▸ PROBLEM STATEMENT
Select, from the data, each line where "реактива" occurs.

▸ INFORMATION PROVIDED
— START —

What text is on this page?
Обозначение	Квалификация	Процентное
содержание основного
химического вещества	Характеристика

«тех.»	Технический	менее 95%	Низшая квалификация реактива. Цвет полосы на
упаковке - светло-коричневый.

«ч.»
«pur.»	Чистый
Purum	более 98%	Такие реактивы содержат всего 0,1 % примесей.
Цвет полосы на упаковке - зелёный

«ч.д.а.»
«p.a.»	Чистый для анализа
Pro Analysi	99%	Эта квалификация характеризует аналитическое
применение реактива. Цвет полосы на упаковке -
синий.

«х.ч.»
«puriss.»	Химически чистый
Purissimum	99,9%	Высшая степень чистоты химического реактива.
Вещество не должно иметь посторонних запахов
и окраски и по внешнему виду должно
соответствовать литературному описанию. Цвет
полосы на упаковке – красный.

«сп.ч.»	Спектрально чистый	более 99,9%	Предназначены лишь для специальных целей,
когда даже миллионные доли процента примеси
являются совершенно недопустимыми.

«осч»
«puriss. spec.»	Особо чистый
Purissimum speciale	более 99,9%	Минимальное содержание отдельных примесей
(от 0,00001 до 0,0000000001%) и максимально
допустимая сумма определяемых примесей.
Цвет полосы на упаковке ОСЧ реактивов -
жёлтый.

— END —

▸ SOLUTION FOR THIS EXERCISE
«тех.»	Технический	менее 95%	Низшая квалификация реактива. Цвет полосы на
применение реактива. Цвет полосы на упаковке -
Purissimum	99,9%	Высшая степень чистоты химического реактива.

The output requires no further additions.